BRIEF | Copy the data exactly; pictures stay out of the copy.

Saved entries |
- - - - -

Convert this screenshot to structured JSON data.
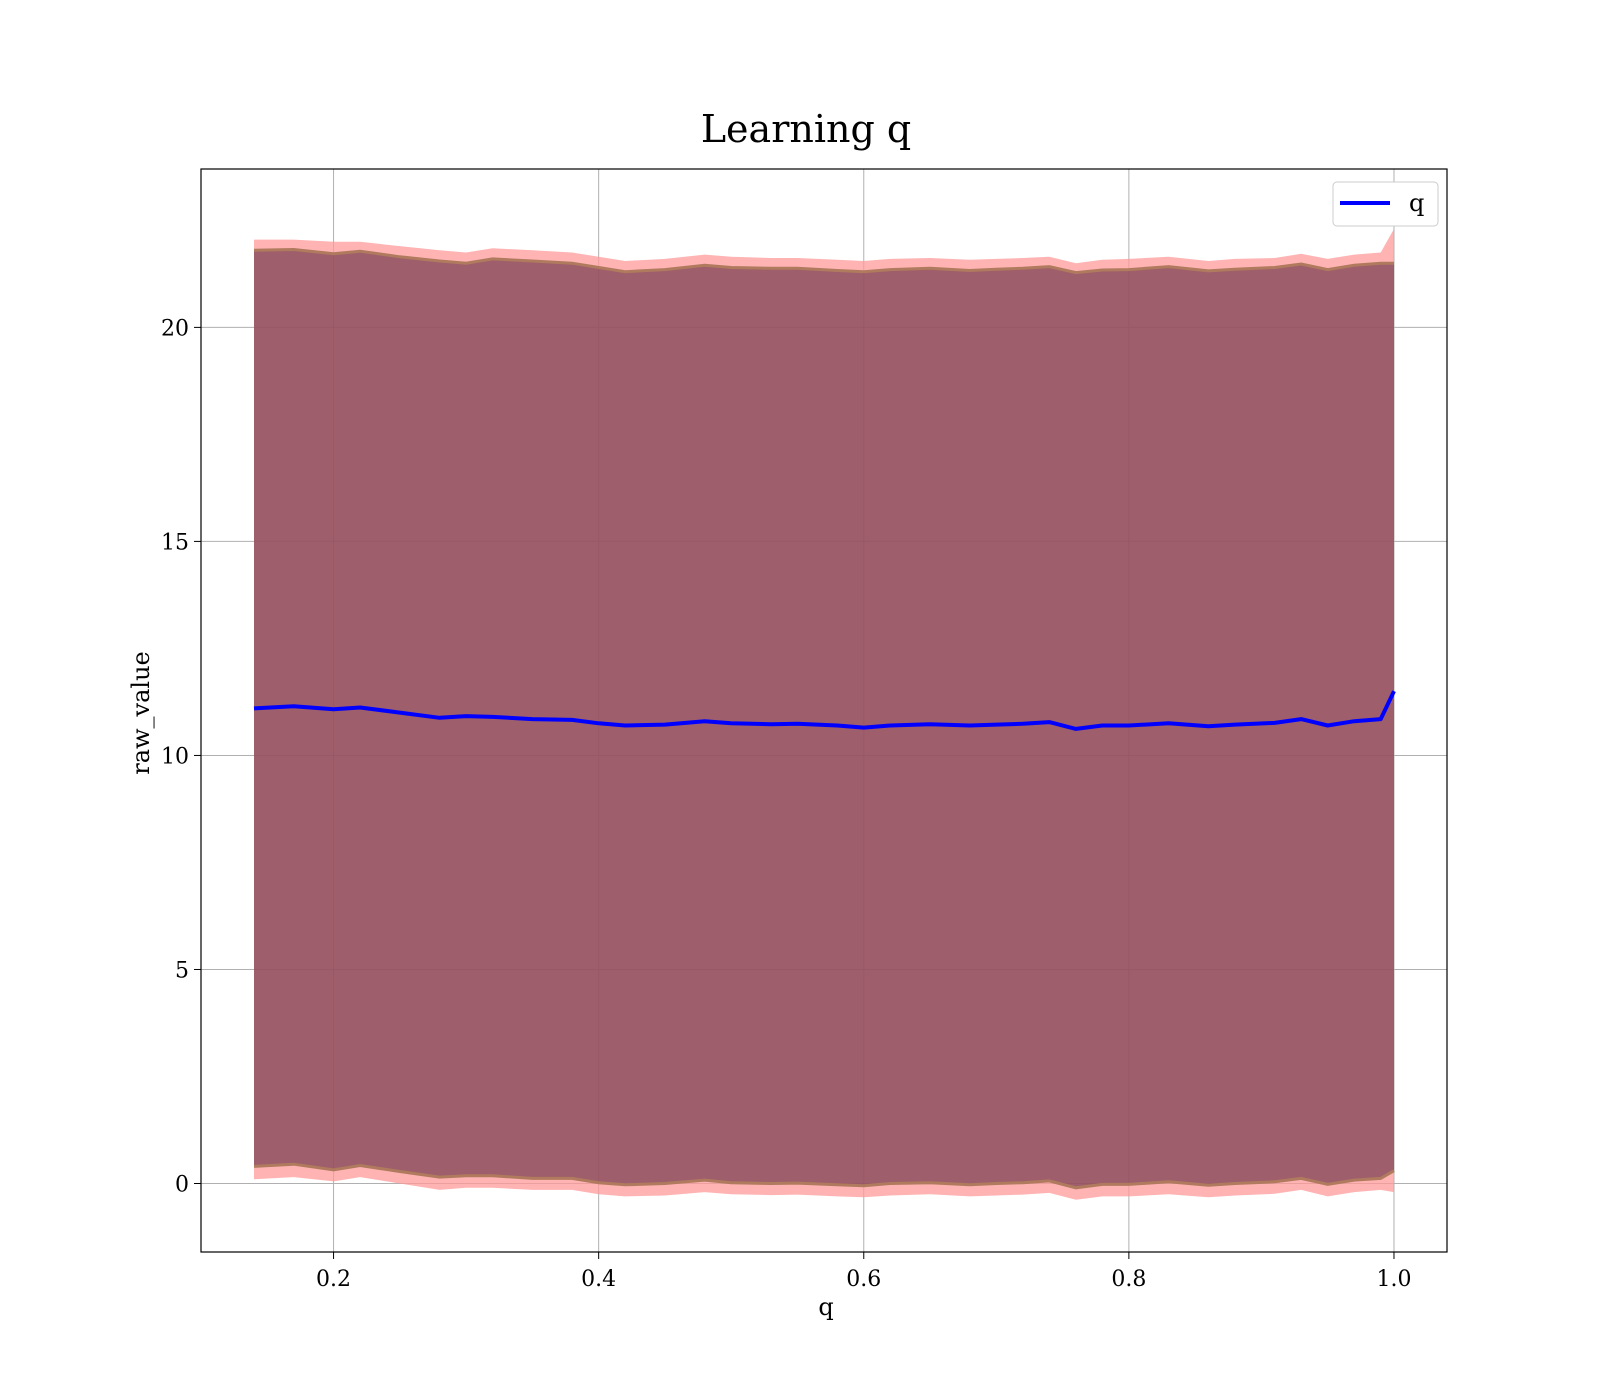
{
  "chart_data": {
    "type": "area",
    "title": "Learning q",
    "xlabel": "q",
    "ylabel": "raw_value",
    "xlim": [
      0.1,
      1.04
    ],
    "ylim": [
      -1.6,
      23.7
    ],
    "xticks": [
      0.2,
      0.4,
      0.6,
      0.8,
      1.0
    ],
    "xtick_labels": [
      "0.2",
      "0.4",
      "0.6",
      "0.8",
      "1.0"
    ],
    "yticks": [
      0,
      5,
      10,
      15,
      20
    ],
    "ytick_labels": [
      "0",
      "5",
      "10",
      "15",
      "20"
    ],
    "grid": true,
    "legend": {
      "position": "top-right",
      "entries": [
        "q"
      ]
    },
    "colors": {
      "line": "#0000ff",
      "outer_band": "#ff9999",
      "inner_band": "#7a3d4f",
      "band_edge": "#b07a5e"
    },
    "x": [
      0.14,
      0.17,
      0.2,
      0.22,
      0.25,
      0.28,
      0.3,
      0.32,
      0.35,
      0.38,
      0.4,
      0.42,
      0.45,
      0.48,
      0.5,
      0.53,
      0.55,
      0.58,
      0.6,
      0.62,
      0.65,
      0.68,
      0.7,
      0.72,
      0.74,
      0.76,
      0.78,
      0.8,
      0.83,
      0.86,
      0.88,
      0.91,
      0.93,
      0.95,
      0.97,
      0.99,
      1.0
    ],
    "series": [
      {
        "name": "q",
        "values": [
          11.1,
          11.15,
          11.08,
          11.12,
          11.0,
          10.88,
          10.92,
          10.9,
          10.85,
          10.83,
          10.75,
          10.7,
          10.72,
          10.8,
          10.75,
          10.73,
          10.74,
          10.7,
          10.65,
          10.7,
          10.73,
          10.7,
          10.72,
          10.74,
          10.78,
          10.62,
          10.7,
          10.7,
          10.75,
          10.68,
          10.72,
          10.76,
          10.85,
          10.7,
          10.8,
          10.85,
          11.5
        ]
      }
    ],
    "outer_band": {
      "upper": [
        22.05,
        22.05,
        22.0,
        22.0,
        21.9,
        21.8,
        21.75,
        21.85,
        21.8,
        21.75,
        21.65,
        21.55,
        21.6,
        21.7,
        21.65,
        21.62,
        21.62,
        21.58,
        21.55,
        21.6,
        21.62,
        21.58,
        21.6,
        21.62,
        21.65,
        21.5,
        21.58,
        21.6,
        21.65,
        21.55,
        21.6,
        21.62,
        21.72,
        21.6,
        21.7,
        21.75,
        22.3
      ],
      "lower": [
        0.1,
        0.15,
        0.05,
        0.15,
        0.0,
        -0.15,
        -0.1,
        -0.1,
        -0.15,
        -0.15,
        -0.25,
        -0.3,
        -0.28,
        -0.2,
        -0.25,
        -0.27,
        -0.26,
        -0.3,
        -0.32,
        -0.28,
        -0.25,
        -0.3,
        -0.28,
        -0.26,
        -0.22,
        -0.38,
        -0.3,
        -0.3,
        -0.25,
        -0.32,
        -0.28,
        -0.24,
        -0.15,
        -0.3,
        -0.2,
        -0.15,
        -0.2
      ]
    },
    "inner_band": {
      "upper": [
        21.8,
        21.82,
        21.72,
        21.78,
        21.65,
        21.55,
        21.5,
        21.6,
        21.55,
        21.5,
        21.4,
        21.3,
        21.35,
        21.45,
        21.4,
        21.38,
        21.38,
        21.33,
        21.3,
        21.35,
        21.38,
        21.33,
        21.36,
        21.38,
        21.42,
        21.28,
        21.34,
        21.35,
        21.42,
        21.32,
        21.36,
        21.4,
        21.48,
        21.35,
        21.45,
        21.5,
        21.5
      ],
      "lower": [
        0.4,
        0.45,
        0.32,
        0.42,
        0.28,
        0.15,
        0.18,
        0.18,
        0.12,
        0.12,
        0.02,
        -0.03,
        0.0,
        0.08,
        0.02,
        0.0,
        0.01,
        -0.03,
        -0.05,
        0.0,
        0.02,
        -0.03,
        0.0,
        0.02,
        0.06,
        -0.1,
        -0.02,
        -0.02,
        0.04,
        -0.04,
        0.0,
        0.04,
        0.12,
        -0.02,
        0.08,
        0.12,
        0.3
      ]
    }
  }
}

- - - - -

EXERCISE RESULT |
Convert this screenshot to structured JSON data.
{
  "chart_data": {
    "type": "area",
    "title": "Learning q",
    "xlabel": "q",
    "ylabel": "raw_value",
    "xlim": [
      0.1,
      1.04
    ],
    "ylim": [
      -1.6,
      23.7
    ],
    "xticks": [
      0.2,
      0.4,
      0.6,
      0.8,
      1.0
    ],
    "xtick_labels": [
      "0.2",
      "0.4",
      "0.6",
      "0.8",
      "1.0"
    ],
    "yticks": [
      0,
      5,
      10,
      15,
      20
    ],
    "ytick_labels": [
      "0",
      "5",
      "10",
      "15",
      "20"
    ],
    "grid": true,
    "legend": {
      "position": "top-right",
      "entries": [
        "q"
      ]
    },
    "colors": {
      "line": "#0000ff",
      "outer_band": "#ff9999",
      "inner_band": "#7a3d4f",
      "band_edge": "#b07a5e"
    },
    "x": [
      0.14,
      0.17,
      0.2,
      0.22,
      0.25,
      0.28,
      0.3,
      0.32,
      0.35,
      0.38,
      0.4,
      0.42,
      0.45,
      0.48,
      0.5,
      0.53,
      0.55,
      0.58,
      0.6,
      0.62,
      0.65,
      0.68,
      0.7,
      0.72,
      0.74,
      0.76,
      0.78,
      0.8,
      0.83,
      0.86,
      0.88,
      0.91,
      0.93,
      0.95,
      0.97,
      0.99,
      1.0
    ],
    "series": [
      {
        "name": "q",
        "values": [
          11.1,
          11.15,
          11.08,
          11.12,
          11.0,
          10.88,
          10.92,
          10.9,
          10.85,
          10.83,
          10.75,
          10.7,
          10.72,
          10.8,
          10.75,
          10.73,
          10.74,
          10.7,
          10.65,
          10.7,
          10.73,
          10.7,
          10.72,
          10.74,
          10.78,
          10.62,
          10.7,
          10.7,
          10.75,
          10.68,
          10.72,
          10.76,
          10.85,
          10.7,
          10.8,
          10.85,
          11.5
        ]
      }
    ],
    "outer_band": {
      "upper": [
        22.05,
        22.05,
        22.0,
        22.0,
        21.9,
        21.8,
        21.75,
        21.85,
        21.8,
        21.75,
        21.65,
        21.55,
        21.6,
        21.7,
        21.65,
        21.62,
        21.62,
        21.58,
        21.55,
        21.6,
        21.62,
        21.58,
        21.6,
        21.62,
        21.65,
        21.5,
        21.58,
        21.6,
        21.65,
        21.55,
        21.6,
        21.62,
        21.72,
        21.6,
        21.7,
        21.75,
        22.3
      ],
      "lower": [
        0.1,
        0.15,
        0.05,
        0.15,
        0.0,
        -0.15,
        -0.1,
        -0.1,
        -0.15,
        -0.15,
        -0.25,
        -0.3,
        -0.28,
        -0.2,
        -0.25,
        -0.27,
        -0.26,
        -0.3,
        -0.32,
        -0.28,
        -0.25,
        -0.3,
        -0.28,
        -0.26,
        -0.22,
        -0.38,
        -0.3,
        -0.3,
        -0.25,
        -0.32,
        -0.28,
        -0.24,
        -0.15,
        -0.3,
        -0.2,
        -0.15,
        -0.2
      ]
    },
    "inner_band": {
      "upper": [
        21.8,
        21.82,
        21.72,
        21.78,
        21.65,
        21.55,
        21.5,
        21.6,
        21.55,
        21.5,
        21.4,
        21.3,
        21.35,
        21.45,
        21.4,
        21.38,
        21.38,
        21.33,
        21.3,
        21.35,
        21.38,
        21.33,
        21.36,
        21.38,
        21.42,
        21.28,
        21.34,
        21.35,
        21.42,
        21.32,
        21.36,
        21.4,
        21.48,
        21.35,
        21.45,
        21.5,
        21.5
      ],
      "lower": [
        0.4,
        0.45,
        0.32,
        0.42,
        0.28,
        0.15,
        0.18,
        0.18,
        0.12,
        0.12,
        0.02,
        -0.03,
        0.0,
        0.08,
        0.02,
        0.0,
        0.01,
        -0.03,
        -0.05,
        0.0,
        0.02,
        -0.03,
        0.0,
        0.02,
        0.06,
        -0.1,
        -0.02,
        -0.02,
        0.04,
        -0.04,
        0.0,
        0.04,
        0.12,
        -0.02,
        0.08,
        0.12,
        0.3
      ]
    }
  }
}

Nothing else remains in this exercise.